- Stated task -
Transcribe all of the material exactly. Any picture in it should be left out.

[START OF Records to process]

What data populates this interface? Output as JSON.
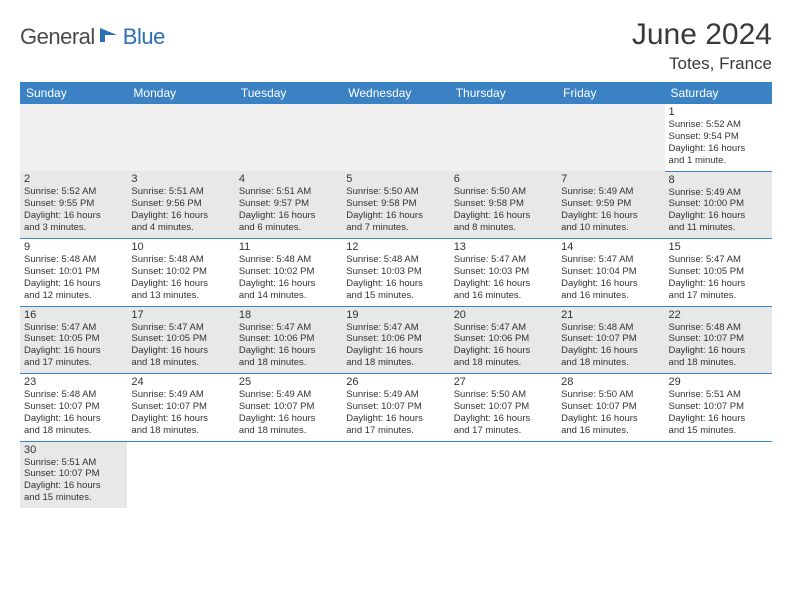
{
  "logo": {
    "part1": "General",
    "part2": "Blue"
  },
  "title": "June 2024",
  "location": "Totes, France",
  "weekdays": [
    "Sunday",
    "Monday",
    "Tuesday",
    "Wednesday",
    "Thursday",
    "Friday",
    "Saturday"
  ],
  "colors": {
    "header_bg": "#3b82c4",
    "header_text": "#ffffff",
    "gray_row": "#e8e8e8",
    "border": "#3b82c4",
    "logo_gray": "#4a4a4a",
    "logo_blue": "#2b6fb5"
  },
  "weeks": [
    [
      null,
      null,
      null,
      null,
      null,
      null,
      {
        "n": "1",
        "sr": "Sunrise: 5:52 AM",
        "ss": "Sunset: 9:54 PM",
        "dl1": "Daylight: 16 hours",
        "dl2": "and 1 minute."
      }
    ],
    [
      {
        "n": "2",
        "sr": "Sunrise: 5:52 AM",
        "ss": "Sunset: 9:55 PM",
        "dl1": "Daylight: 16 hours",
        "dl2": "and 3 minutes."
      },
      {
        "n": "3",
        "sr": "Sunrise: 5:51 AM",
        "ss": "Sunset: 9:56 PM",
        "dl1": "Daylight: 16 hours",
        "dl2": "and 4 minutes."
      },
      {
        "n": "4",
        "sr": "Sunrise: 5:51 AM",
        "ss": "Sunset: 9:57 PM",
        "dl1": "Daylight: 16 hours",
        "dl2": "and 6 minutes."
      },
      {
        "n": "5",
        "sr": "Sunrise: 5:50 AM",
        "ss": "Sunset: 9:58 PM",
        "dl1": "Daylight: 16 hours",
        "dl2": "and 7 minutes."
      },
      {
        "n": "6",
        "sr": "Sunrise: 5:50 AM",
        "ss": "Sunset: 9:58 PM",
        "dl1": "Daylight: 16 hours",
        "dl2": "and 8 minutes."
      },
      {
        "n": "7",
        "sr": "Sunrise: 5:49 AM",
        "ss": "Sunset: 9:59 PM",
        "dl1": "Daylight: 16 hours",
        "dl2": "and 10 minutes."
      },
      {
        "n": "8",
        "sr": "Sunrise: 5:49 AM",
        "ss": "Sunset: 10:00 PM",
        "dl1": "Daylight: 16 hours",
        "dl2": "and 11 minutes."
      }
    ],
    [
      {
        "n": "9",
        "sr": "Sunrise: 5:48 AM",
        "ss": "Sunset: 10:01 PM",
        "dl1": "Daylight: 16 hours",
        "dl2": "and 12 minutes."
      },
      {
        "n": "10",
        "sr": "Sunrise: 5:48 AM",
        "ss": "Sunset: 10:02 PM",
        "dl1": "Daylight: 16 hours",
        "dl2": "and 13 minutes."
      },
      {
        "n": "11",
        "sr": "Sunrise: 5:48 AM",
        "ss": "Sunset: 10:02 PM",
        "dl1": "Daylight: 16 hours",
        "dl2": "and 14 minutes."
      },
      {
        "n": "12",
        "sr": "Sunrise: 5:48 AM",
        "ss": "Sunset: 10:03 PM",
        "dl1": "Daylight: 16 hours",
        "dl2": "and 15 minutes."
      },
      {
        "n": "13",
        "sr": "Sunrise: 5:47 AM",
        "ss": "Sunset: 10:03 PM",
        "dl1": "Daylight: 16 hours",
        "dl2": "and 16 minutes."
      },
      {
        "n": "14",
        "sr": "Sunrise: 5:47 AM",
        "ss": "Sunset: 10:04 PM",
        "dl1": "Daylight: 16 hours",
        "dl2": "and 16 minutes."
      },
      {
        "n": "15",
        "sr": "Sunrise: 5:47 AM",
        "ss": "Sunset: 10:05 PM",
        "dl1": "Daylight: 16 hours",
        "dl2": "and 17 minutes."
      }
    ],
    [
      {
        "n": "16",
        "sr": "Sunrise: 5:47 AM",
        "ss": "Sunset: 10:05 PM",
        "dl1": "Daylight: 16 hours",
        "dl2": "and 17 minutes."
      },
      {
        "n": "17",
        "sr": "Sunrise: 5:47 AM",
        "ss": "Sunset: 10:05 PM",
        "dl1": "Daylight: 16 hours",
        "dl2": "and 18 minutes."
      },
      {
        "n": "18",
        "sr": "Sunrise: 5:47 AM",
        "ss": "Sunset: 10:06 PM",
        "dl1": "Daylight: 16 hours",
        "dl2": "and 18 minutes."
      },
      {
        "n": "19",
        "sr": "Sunrise: 5:47 AM",
        "ss": "Sunset: 10:06 PM",
        "dl1": "Daylight: 16 hours",
        "dl2": "and 18 minutes."
      },
      {
        "n": "20",
        "sr": "Sunrise: 5:47 AM",
        "ss": "Sunset: 10:06 PM",
        "dl1": "Daylight: 16 hours",
        "dl2": "and 18 minutes."
      },
      {
        "n": "21",
        "sr": "Sunrise: 5:48 AM",
        "ss": "Sunset: 10:07 PM",
        "dl1": "Daylight: 16 hours",
        "dl2": "and 18 minutes."
      },
      {
        "n": "22",
        "sr": "Sunrise: 5:48 AM",
        "ss": "Sunset: 10:07 PM",
        "dl1": "Daylight: 16 hours",
        "dl2": "and 18 minutes."
      }
    ],
    [
      {
        "n": "23",
        "sr": "Sunrise: 5:48 AM",
        "ss": "Sunset: 10:07 PM",
        "dl1": "Daylight: 16 hours",
        "dl2": "and 18 minutes."
      },
      {
        "n": "24",
        "sr": "Sunrise: 5:49 AM",
        "ss": "Sunset: 10:07 PM",
        "dl1": "Daylight: 16 hours",
        "dl2": "and 18 minutes."
      },
      {
        "n": "25",
        "sr": "Sunrise: 5:49 AM",
        "ss": "Sunset: 10:07 PM",
        "dl1": "Daylight: 16 hours",
        "dl2": "and 18 minutes."
      },
      {
        "n": "26",
        "sr": "Sunrise: 5:49 AM",
        "ss": "Sunset: 10:07 PM",
        "dl1": "Daylight: 16 hours",
        "dl2": "and 17 minutes."
      },
      {
        "n": "27",
        "sr": "Sunrise: 5:50 AM",
        "ss": "Sunset: 10:07 PM",
        "dl1": "Daylight: 16 hours",
        "dl2": "and 17 minutes."
      },
      {
        "n": "28",
        "sr": "Sunrise: 5:50 AM",
        "ss": "Sunset: 10:07 PM",
        "dl1": "Daylight: 16 hours",
        "dl2": "and 16 minutes."
      },
      {
        "n": "29",
        "sr": "Sunrise: 5:51 AM",
        "ss": "Sunset: 10:07 PM",
        "dl1": "Daylight: 16 hours",
        "dl2": "and 15 minutes."
      }
    ],
    [
      {
        "n": "30",
        "sr": "Sunrise: 5:51 AM",
        "ss": "Sunset: 10:07 PM",
        "dl1": "Daylight: 16 hours",
        "dl2": "and 15 minutes."
      },
      null,
      null,
      null,
      null,
      null,
      null
    ]
  ]
}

[END OF Records to process]

- Task response -
What data populates this interface? Output as JSON.
{
  "logo": {
    "part1": "General",
    "part2": "Blue"
  },
  "title": "June 2024",
  "location": "Totes, France",
  "weekdays": [
    "Sunday",
    "Monday",
    "Tuesday",
    "Wednesday",
    "Thursday",
    "Friday",
    "Saturday"
  ],
  "colors": {
    "header_bg": "#3b82c4",
    "header_text": "#ffffff",
    "gray_row": "#e8e8e8",
    "border": "#3b82c4",
    "logo_gray": "#4a4a4a",
    "logo_blue": "#2b6fb5"
  },
  "weeks": [
    [
      null,
      null,
      null,
      null,
      null,
      null,
      {
        "n": "1",
        "sr": "Sunrise: 5:52 AM",
        "ss": "Sunset: 9:54 PM",
        "dl1": "Daylight: 16 hours",
        "dl2": "and 1 minute."
      }
    ],
    [
      {
        "n": "2",
        "sr": "Sunrise: 5:52 AM",
        "ss": "Sunset: 9:55 PM",
        "dl1": "Daylight: 16 hours",
        "dl2": "and 3 minutes."
      },
      {
        "n": "3",
        "sr": "Sunrise: 5:51 AM",
        "ss": "Sunset: 9:56 PM",
        "dl1": "Daylight: 16 hours",
        "dl2": "and 4 minutes."
      },
      {
        "n": "4",
        "sr": "Sunrise: 5:51 AM",
        "ss": "Sunset: 9:57 PM",
        "dl1": "Daylight: 16 hours",
        "dl2": "and 6 minutes."
      },
      {
        "n": "5",
        "sr": "Sunrise: 5:50 AM",
        "ss": "Sunset: 9:58 PM",
        "dl1": "Daylight: 16 hours",
        "dl2": "and 7 minutes."
      },
      {
        "n": "6",
        "sr": "Sunrise: 5:50 AM",
        "ss": "Sunset: 9:58 PM",
        "dl1": "Daylight: 16 hours",
        "dl2": "and 8 minutes."
      },
      {
        "n": "7",
        "sr": "Sunrise: 5:49 AM",
        "ss": "Sunset: 9:59 PM",
        "dl1": "Daylight: 16 hours",
        "dl2": "and 10 minutes."
      },
      {
        "n": "8",
        "sr": "Sunrise: 5:49 AM",
        "ss": "Sunset: 10:00 PM",
        "dl1": "Daylight: 16 hours",
        "dl2": "and 11 minutes."
      }
    ],
    [
      {
        "n": "9",
        "sr": "Sunrise: 5:48 AM",
        "ss": "Sunset: 10:01 PM",
        "dl1": "Daylight: 16 hours",
        "dl2": "and 12 minutes."
      },
      {
        "n": "10",
        "sr": "Sunrise: 5:48 AM",
        "ss": "Sunset: 10:02 PM",
        "dl1": "Daylight: 16 hours",
        "dl2": "and 13 minutes."
      },
      {
        "n": "11",
        "sr": "Sunrise: 5:48 AM",
        "ss": "Sunset: 10:02 PM",
        "dl1": "Daylight: 16 hours",
        "dl2": "and 14 minutes."
      },
      {
        "n": "12",
        "sr": "Sunrise: 5:48 AM",
        "ss": "Sunset: 10:03 PM",
        "dl1": "Daylight: 16 hours",
        "dl2": "and 15 minutes."
      },
      {
        "n": "13",
        "sr": "Sunrise: 5:47 AM",
        "ss": "Sunset: 10:03 PM",
        "dl1": "Daylight: 16 hours",
        "dl2": "and 16 minutes."
      },
      {
        "n": "14",
        "sr": "Sunrise: 5:47 AM",
        "ss": "Sunset: 10:04 PM",
        "dl1": "Daylight: 16 hours",
        "dl2": "and 16 minutes."
      },
      {
        "n": "15",
        "sr": "Sunrise: 5:47 AM",
        "ss": "Sunset: 10:05 PM",
        "dl1": "Daylight: 16 hours",
        "dl2": "and 17 minutes."
      }
    ],
    [
      {
        "n": "16",
        "sr": "Sunrise: 5:47 AM",
        "ss": "Sunset: 10:05 PM",
        "dl1": "Daylight: 16 hours",
        "dl2": "and 17 minutes."
      },
      {
        "n": "17",
        "sr": "Sunrise: 5:47 AM",
        "ss": "Sunset: 10:05 PM",
        "dl1": "Daylight: 16 hours",
        "dl2": "and 18 minutes."
      },
      {
        "n": "18",
        "sr": "Sunrise: 5:47 AM",
        "ss": "Sunset: 10:06 PM",
        "dl1": "Daylight: 16 hours",
        "dl2": "and 18 minutes."
      },
      {
        "n": "19",
        "sr": "Sunrise: 5:47 AM",
        "ss": "Sunset: 10:06 PM",
        "dl1": "Daylight: 16 hours",
        "dl2": "and 18 minutes."
      },
      {
        "n": "20",
        "sr": "Sunrise: 5:47 AM",
        "ss": "Sunset: 10:06 PM",
        "dl1": "Daylight: 16 hours",
        "dl2": "and 18 minutes."
      },
      {
        "n": "21",
        "sr": "Sunrise: 5:48 AM",
        "ss": "Sunset: 10:07 PM",
        "dl1": "Daylight: 16 hours",
        "dl2": "and 18 minutes."
      },
      {
        "n": "22",
        "sr": "Sunrise: 5:48 AM",
        "ss": "Sunset: 10:07 PM",
        "dl1": "Daylight: 16 hours",
        "dl2": "and 18 minutes."
      }
    ],
    [
      {
        "n": "23",
        "sr": "Sunrise: 5:48 AM",
        "ss": "Sunset: 10:07 PM",
        "dl1": "Daylight: 16 hours",
        "dl2": "and 18 minutes."
      },
      {
        "n": "24",
        "sr": "Sunrise: 5:49 AM",
        "ss": "Sunset: 10:07 PM",
        "dl1": "Daylight: 16 hours",
        "dl2": "and 18 minutes."
      },
      {
        "n": "25",
        "sr": "Sunrise: 5:49 AM",
        "ss": "Sunset: 10:07 PM",
        "dl1": "Daylight: 16 hours",
        "dl2": "and 18 minutes."
      },
      {
        "n": "26",
        "sr": "Sunrise: 5:49 AM",
        "ss": "Sunset: 10:07 PM",
        "dl1": "Daylight: 16 hours",
        "dl2": "and 17 minutes."
      },
      {
        "n": "27",
        "sr": "Sunrise: 5:50 AM",
        "ss": "Sunset: 10:07 PM",
        "dl1": "Daylight: 16 hours",
        "dl2": "and 17 minutes."
      },
      {
        "n": "28",
        "sr": "Sunrise: 5:50 AM",
        "ss": "Sunset: 10:07 PM",
        "dl1": "Daylight: 16 hours",
        "dl2": "and 16 minutes."
      },
      {
        "n": "29",
        "sr": "Sunrise: 5:51 AM",
        "ss": "Sunset: 10:07 PM",
        "dl1": "Daylight: 16 hours",
        "dl2": "and 15 minutes."
      }
    ],
    [
      {
        "n": "30",
        "sr": "Sunrise: 5:51 AM",
        "ss": "Sunset: 10:07 PM",
        "dl1": "Daylight: 16 hours",
        "dl2": "and 15 minutes."
      },
      null,
      null,
      null,
      null,
      null,
      null
    ]
  ]
}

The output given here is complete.